__TASK TO COMPLETE__:
Report how many lines in the data below hold the string "indications". Nothing else should appear in the answer.

__GIVEN RECORDS__:

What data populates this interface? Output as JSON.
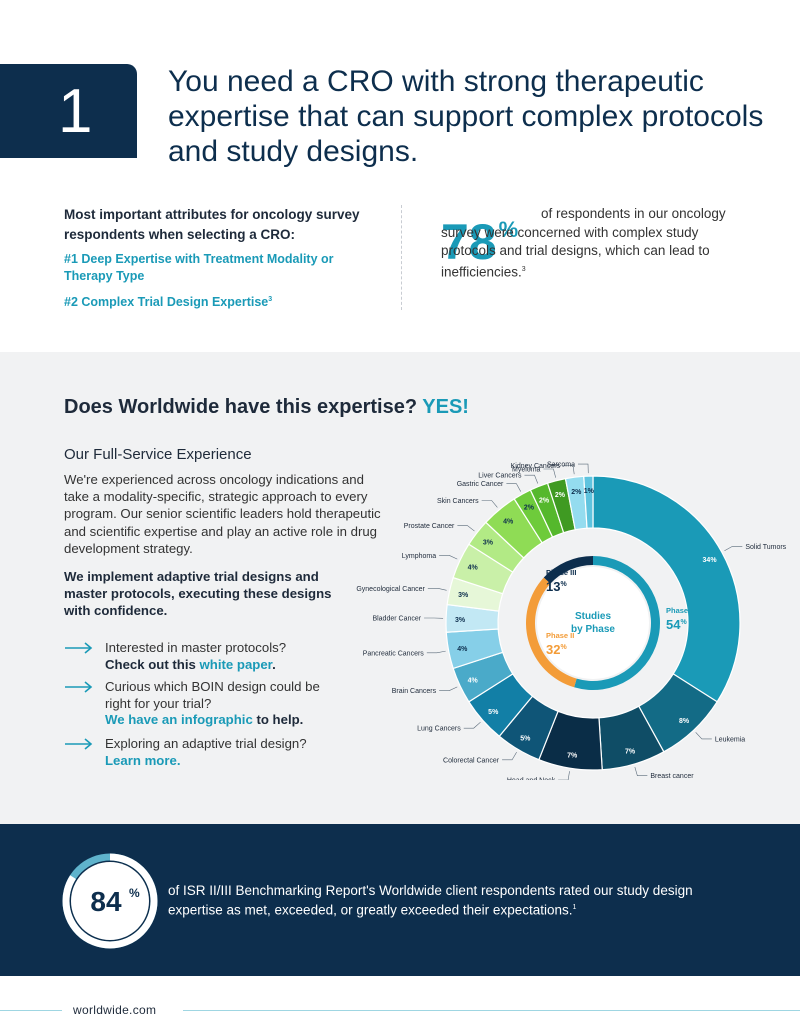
{
  "section": {
    "number": "1",
    "headline": "You need a CRO with strong therapeutic expertise that can support complex protocols and study designs."
  },
  "attributes": {
    "title": "Most important attributes for oncology survey respondents when selecting a CRO:",
    "item1": "#1 Deep Expertise with Treatment Modality or Therapy Type",
    "item2": "#2 Complex Trial Design Expertise",
    "item2_ref": "3"
  },
  "stat78": {
    "value": "78",
    "unit": "%",
    "text": "of respondents in our oncology survey were concerned with complex study protocols and trial designs, which can lead to inefficiencies.",
    "ref": "3"
  },
  "expertise": {
    "question": "Does Worldwide have this expertise?",
    "answer": "YES!",
    "subtitle": "Our Full-Service Experience",
    "body": "We're experienced across oncology indications and take a modality-specific, strategic approach to every program. Our senior scientific leaders hold therapeutic and scientific expertise and play an active role in drug development strategy.",
    "bold": "We implement adaptive trial designs and master protocols, executing these designs with confidence."
  },
  "links": [
    {
      "line1": "Interested in master protocols?",
      "bold_pre": "Check out this ",
      "link": "white paper",
      "post": "."
    },
    {
      "line1": "Curious which BOIN design could be right for your trial?",
      "bold_pre": "",
      "link": "We have an infographic",
      "post": " to help."
    },
    {
      "line1": "Exploring an adaptive trial design?",
      "bold_pre": "",
      "link": "Learn more.",
      "post": ""
    }
  ],
  "chart_data": {
    "type": "pie",
    "center_label": "Studies by Phase",
    "phases": [
      {
        "name": "Phase I",
        "value": 54,
        "color": "#1a9ab7"
      },
      {
        "name": "Phase II",
        "value": 32,
        "color": "#f39c38"
      },
      {
        "name": "Phase III",
        "value": 13,
        "color": "#0d2e4d"
      }
    ],
    "indications": [
      {
        "name": "Solid Tumors",
        "value": 34,
        "color": "#1a9ab7"
      },
      {
        "name": "Leukemia",
        "value": 8,
        "color": "#136b86"
      },
      {
        "name": "Breast cancer",
        "value": 7,
        "color": "#0f4d66"
      },
      {
        "name": "Head and Neck",
        "value": 7,
        "color": "#0a2d47"
      },
      {
        "name": "Colorectal Cancer",
        "value": 5,
        "color": "#0f5577"
      },
      {
        "name": "Lung Cancers",
        "value": 5,
        "color": "#127fa6"
      },
      {
        "name": "Brain Cancers",
        "value": 4,
        "color": "#4aaac9"
      },
      {
        "name": "Pancreatic Cancers",
        "value": 4,
        "color": "#86cfe8"
      },
      {
        "name": "Bladder Cancer",
        "value": 3,
        "color": "#c2e8f4"
      },
      {
        "name": "Gynecological Cancer",
        "value": 3,
        "color": "#e6f7d8"
      },
      {
        "name": "Lymphoma",
        "value": 4,
        "color": "#c9f0a8"
      },
      {
        "name": "Prostate Cancer",
        "value": 3,
        "color": "#b2ea85"
      },
      {
        "name": "Skin Cancers",
        "value": 4,
        "color": "#8fdc55"
      },
      {
        "name": "Gastric Cancer",
        "value": 2,
        "color": "#6ecb3b"
      },
      {
        "name": "Liver Cancers",
        "value": 2,
        "color": "#55b82c"
      },
      {
        "name": "Myeloma",
        "value": 2,
        "color": "#3f9a22"
      },
      {
        "name": "Kidney Cancers",
        "value": 2,
        "color": "#94dcef"
      },
      {
        "name": "Sarcoma",
        "value": 1,
        "color": "#5fc3de"
      }
    ],
    "unit": "%"
  },
  "stat84": {
    "value": "84",
    "unit": "%",
    "text": "of ISR II/III Benchmarking Report's Worldwide client respondents rated our study design expertise as met, exceeded, or greatly exceeded their expectations.",
    "ref": "1"
  },
  "footer": {
    "url": "worldwide.com"
  },
  "colors": {
    "navy": "#0d2e4d",
    "teal": "#1a9ab7",
    "orange": "#f39c38"
  }
}
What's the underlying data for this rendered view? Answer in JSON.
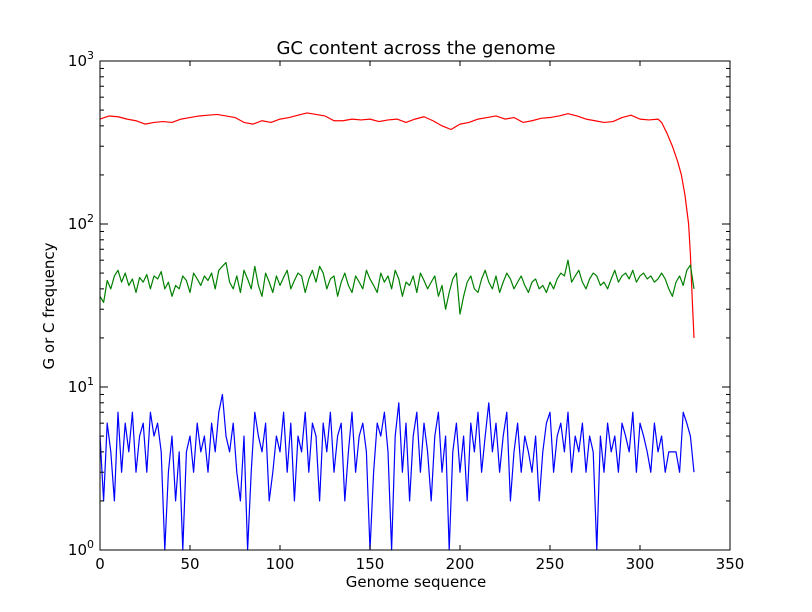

__RESULT__:
2